• **LISTING**

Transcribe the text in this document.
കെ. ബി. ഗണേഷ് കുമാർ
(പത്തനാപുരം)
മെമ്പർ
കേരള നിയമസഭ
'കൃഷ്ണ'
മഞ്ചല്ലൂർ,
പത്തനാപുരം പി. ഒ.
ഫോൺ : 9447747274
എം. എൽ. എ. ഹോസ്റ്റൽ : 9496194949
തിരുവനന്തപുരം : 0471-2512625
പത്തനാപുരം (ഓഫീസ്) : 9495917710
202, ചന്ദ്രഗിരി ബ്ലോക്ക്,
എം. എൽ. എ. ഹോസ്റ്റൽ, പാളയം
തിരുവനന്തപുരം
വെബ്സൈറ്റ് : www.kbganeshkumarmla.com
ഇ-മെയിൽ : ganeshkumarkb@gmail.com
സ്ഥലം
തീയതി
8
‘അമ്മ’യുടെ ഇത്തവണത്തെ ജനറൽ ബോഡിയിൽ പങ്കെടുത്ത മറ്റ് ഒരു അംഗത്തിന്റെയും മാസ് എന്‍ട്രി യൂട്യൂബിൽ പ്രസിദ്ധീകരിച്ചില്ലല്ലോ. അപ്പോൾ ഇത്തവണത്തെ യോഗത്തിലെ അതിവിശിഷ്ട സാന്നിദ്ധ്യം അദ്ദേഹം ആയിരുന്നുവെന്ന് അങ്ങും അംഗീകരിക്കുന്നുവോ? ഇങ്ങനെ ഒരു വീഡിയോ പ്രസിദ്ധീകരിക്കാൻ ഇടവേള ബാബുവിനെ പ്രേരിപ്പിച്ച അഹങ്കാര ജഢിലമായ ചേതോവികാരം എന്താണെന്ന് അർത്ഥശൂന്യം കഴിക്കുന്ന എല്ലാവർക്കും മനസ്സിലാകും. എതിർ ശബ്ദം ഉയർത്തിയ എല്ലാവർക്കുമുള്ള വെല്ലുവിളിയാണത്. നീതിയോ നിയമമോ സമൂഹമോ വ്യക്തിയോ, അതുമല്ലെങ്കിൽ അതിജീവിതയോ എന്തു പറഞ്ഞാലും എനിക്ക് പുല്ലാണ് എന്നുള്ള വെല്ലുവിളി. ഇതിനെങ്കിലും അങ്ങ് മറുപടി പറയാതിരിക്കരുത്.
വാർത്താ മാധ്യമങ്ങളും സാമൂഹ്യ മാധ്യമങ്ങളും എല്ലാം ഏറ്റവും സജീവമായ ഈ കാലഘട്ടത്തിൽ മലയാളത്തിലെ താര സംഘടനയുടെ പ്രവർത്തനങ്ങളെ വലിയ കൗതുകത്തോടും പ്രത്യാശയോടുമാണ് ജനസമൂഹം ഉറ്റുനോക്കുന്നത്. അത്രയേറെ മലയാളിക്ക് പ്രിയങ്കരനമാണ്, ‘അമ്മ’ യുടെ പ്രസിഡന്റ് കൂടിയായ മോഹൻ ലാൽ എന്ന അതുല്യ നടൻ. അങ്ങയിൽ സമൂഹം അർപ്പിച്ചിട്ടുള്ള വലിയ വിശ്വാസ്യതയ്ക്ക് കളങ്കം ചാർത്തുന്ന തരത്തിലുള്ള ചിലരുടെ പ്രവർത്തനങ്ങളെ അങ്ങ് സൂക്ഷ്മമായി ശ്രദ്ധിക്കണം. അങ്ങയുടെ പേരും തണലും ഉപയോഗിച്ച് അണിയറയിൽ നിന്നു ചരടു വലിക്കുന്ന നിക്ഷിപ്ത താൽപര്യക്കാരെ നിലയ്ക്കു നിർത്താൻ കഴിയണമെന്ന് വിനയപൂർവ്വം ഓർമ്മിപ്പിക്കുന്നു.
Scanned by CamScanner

• **WHAT TO DO**
The listing above should be transcribed in full, exactly as written.

• **ANSWER TO THE EXERCISE**
Transcribe the text in this document.
കെ. ബി. ഗണേഷ് കുമാർ
(പത്തനാപുരം)
മെമ്പർ
കേരള നിയമസഭ
'കൃഷ്ണ'
മഞ്ചല്ലൂർ,
പത്തനാപുരം പി. ഒ.
ഫോൺ : 9447747274
എം. എൽ. എ. ഹോസ്റ്റൽ : 9496194949
തിരുവനന്തപുരം : 0471-2512625
പത്തനാപുരം (ഓഫീസ്) : 9495917710
202, ചന്ദ്രഗിരി ബ്ലോക്ക്,
എം. എൽ. എ. ഹോസ്റ്റൽ, പാളയം
തിരുവനന്തപുരം
വെബ്സൈറ്റ് : www.kbganeshkumarmla.com
ഇ-മെയിൽ : ganeshkumarkb@gmail.com
സ്ഥലം
തീയതി
8
‘അമ്മ’യുടെ ഇത്തവണത്തെ ജനറൽ ബോഡിയിൽ പങ്കെടുത്ത മറ്റ് ഒരു അംഗത്തിന്റെയും മാസ് എന്‍ട്രി യൂട്യൂബിൽ പ്രസിദ്ധീകരിച്ചില്ലല്ലോ. അപ്പോൾ ഇത്തവണത്തെ യോഗത്തിലെ അതിവിശിഷ്ട സാന്നിദ്ധ്യം അദ്ദേഹം ആയിരുന്നുവെന്ന് അങ്ങും അംഗീകരിക്കുന്നുവോ? ഇങ്ങനെ ഒരു വീഡിയോ പ്രസിദ്ധീകരിക്കാൻ ഇടവേള ബാബുവിനെ പ്രേരിപ്പിച്ച അഹങ്കാര ജഢിലമായ ചേതോവികാരം എന്താണെന്ന് അർത്ഥശൂന്യം കഴിക്കുന്ന എല്ലാവർക്കും മനസ്സിലാകും. എതിർ ശബ്ദം ഉയർത്തിയ എല്ലാവർക്കുമുള്ള വെല്ലുവിളിയാണത്. നീതിയോ നിയമമോ സമൂഹമോ വ്യക്തിയോ, അതുമല്ലെങ്കിൽ അതിജീവിതയോ എന്തു പറഞ്ഞാലും എനിക്ക് പുല്ലാണ് എന്നുള്ള വെല്ലുവിളി. ഇതിനെങ്കിലും അങ്ങ് മറുപടി പറയാതിരിക്കരുത്.
വാർത്താ മാധ്യമങ്ങളും സാമൂഹ്യ മാധ്യമങ്ങളും എല്ലാം ഏറ്റവും സജീവമായ ഈ കാലഘട്ടത്തിൽ മലയാളത്തിലെ താര സംഘടനയുടെ പ്രവർത്തനങ്ങളെ വലിയ കൗതുകത്തോടും പ്രത്യാശയോടുമാണ് ജനസമൂഹം ഉറ്റുനോക്കുന്നത്. അത്രയേറെ മലയാളിക്ക് പ്രിയങ്കരനമാണ്, ‘അമ്മ’ യുടെ പ്രസിഡന്റ് കൂടിയായ മോഹൻ ലാൽ എന്ന അതുല്യ നടൻ. അങ്ങയിൽ സമൂഹം അർപ്പിച്ചിട്ടുള്ള വലിയ വിശ്വാസ്യതയ്ക്ക് കളങ്കം ചാർത്തുന്ന തരത്തിലുള്ള ചിലരുടെ പ്രവർത്തനങ്ങളെ അങ്ങ് സൂക്ഷ്മമായി ശ്രദ്ധിക്കണം. അങ്ങയുടെ പേരും തണലും ഉപയോഗിച്ച് അണിയറയിൽ നിന്നു ചരടു വലിക്കുന്ന നിക്ഷിപ്ത താൽപര്യക്കാരെ നിലയ്ക്കു നിർത്താൻ കഴിയണമെന്ന് വിനയപൂർവ്വം ഓർമ്മിപ്പിക്കുന്നു.
Scanned by CamScanner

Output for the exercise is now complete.